→ **Work to be completed**: Transcribe every line exactly. Leave the pictures behind.

*** Input for this task

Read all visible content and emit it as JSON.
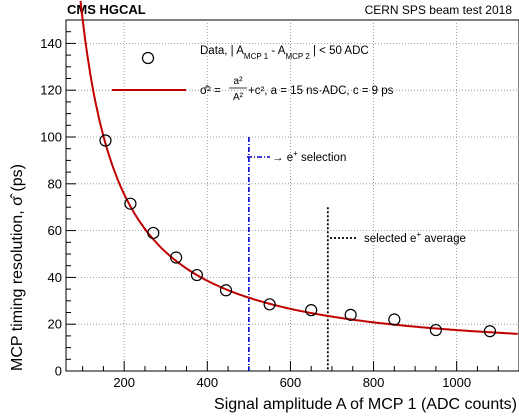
{
  "header": {
    "left_label": "CMS HGCAL",
    "right_label": "CERN SPS beam test 2018"
  },
  "chart_data": {
    "type": "scatter",
    "xlabel": "Signal amplitude A of MCP 1 (ADC counts)",
    "ylabel_text": "MCP timing resolution,",
    "ylabel_symbol": "σ̂",
    "ylabel_unit": "(ps)",
    "xlim": [
      60,
      1150
    ],
    "ylim": [
      0,
      150
    ],
    "grid": true,
    "x_ticks": [
      200,
      400,
      600,
      800,
      1000
    ],
    "y_ticks": [
      0,
      20,
      40,
      60,
      80,
      100,
      120,
      140
    ],
    "series": [
      {
        "name": "Data, | A_MCP 1 - A_MCP 2 | < 50 ADC",
        "marker": "open-circle",
        "x": [
          155,
          215,
          270,
          325,
          375,
          445,
          550,
          650,
          745,
          850,
          950,
          1080
        ],
        "y": [
          98.5,
          71.5,
          59,
          48.5,
          41,
          34.5,
          28.5,
          26,
          24,
          22,
          17.5,
          17
        ]
      }
    ],
    "fit": {
      "name": "σ̂² = a²/A² + c², a = 15 ns·ADC, c = 9 ps",
      "a_ns_adc": 15,
      "c_ps": 9,
      "x_start": 95,
      "color": "#c00000"
    },
    "lines": [
      {
        "name": "→ e+ selection",
        "x": 500,
        "style": "dash-dot",
        "color": "#0000cc"
      },
      {
        "name": "selected e+ average",
        "x": 690,
        "style": "dotted",
        "color": "#000000"
      }
    ]
  },
  "legend": {
    "data_prefix": "Data, | A",
    "data_sub1": "MCP 1",
    "data_mid": " - A",
    "data_sub2": "MCP 2",
    "data_suffix": " | < 50 ADC",
    "fit_params": "+c², a = 15 ns·ADC, c = 9 ps",
    "fit_lhs": "σ̂² =",
    "fit_num": "a²",
    "fit_den": "A²",
    "sel_text": "→ e",
    "sel_sup": "+",
    "sel_suffix": " selection",
    "avg_text": "selected e",
    "avg_sup": "+",
    "avg_suffix": " average"
  },
  "colors": {
    "fit_curve": "#c00000",
    "selection_line": "#0000cc",
    "average_line": "#000000",
    "grid": "#888888"
  }
}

******

→ **Answer to this exercise**:
Read all visible content and emit it as JSON.
{
  "header": {
    "left_label": "CMS HGCAL",
    "right_label": "CERN SPS beam test 2018"
  },
  "chart_data": {
    "type": "scatter",
    "xlabel": "Signal amplitude A of MCP 1 (ADC counts)",
    "ylabel_text": "MCP timing resolution,",
    "ylabel_symbol": "σ̂",
    "ylabel_unit": "(ps)",
    "xlim": [
      60,
      1150
    ],
    "ylim": [
      0,
      150
    ],
    "grid": true,
    "x_ticks": [
      200,
      400,
      600,
      800,
      1000
    ],
    "y_ticks": [
      0,
      20,
      40,
      60,
      80,
      100,
      120,
      140
    ],
    "series": [
      {
        "name": "Data, | A_MCP 1 - A_MCP 2 | < 50 ADC",
        "marker": "open-circle",
        "x": [
          155,
          215,
          270,
          325,
          375,
          445,
          550,
          650,
          745,
          850,
          950,
          1080
        ],
        "y": [
          98.5,
          71.5,
          59,
          48.5,
          41,
          34.5,
          28.5,
          26,
          24,
          22,
          17.5,
          17
        ]
      }
    ],
    "fit": {
      "name": "σ̂² = a²/A² + c², a = 15 ns·ADC, c = 9 ps",
      "a_ns_adc": 15,
      "c_ps": 9,
      "x_start": 95,
      "color": "#c00000"
    },
    "lines": [
      {
        "name": "→ e+ selection",
        "x": 500,
        "style": "dash-dot",
        "color": "#0000cc"
      },
      {
        "name": "selected e+ average",
        "x": 690,
        "style": "dotted",
        "color": "#000000"
      }
    ]
  },
  "legend": {
    "data_prefix": "Data, | A",
    "data_sub1": "MCP 1",
    "data_mid": " - A",
    "data_sub2": "MCP 2",
    "data_suffix": " | < 50 ADC",
    "fit_params": "+c², a = 15 ns·ADC, c = 9 ps",
    "fit_lhs": "σ̂² =",
    "fit_num": "a²",
    "fit_den": "A²",
    "sel_text": "→ e",
    "sel_sup": "+",
    "sel_suffix": " selection",
    "avg_text": "selected e",
    "avg_sup": "+",
    "avg_suffix": " average"
  },
  "colors": {
    "fit_curve": "#c00000",
    "selection_line": "#0000cc",
    "average_line": "#000000",
    "grid": "#888888"
  }
}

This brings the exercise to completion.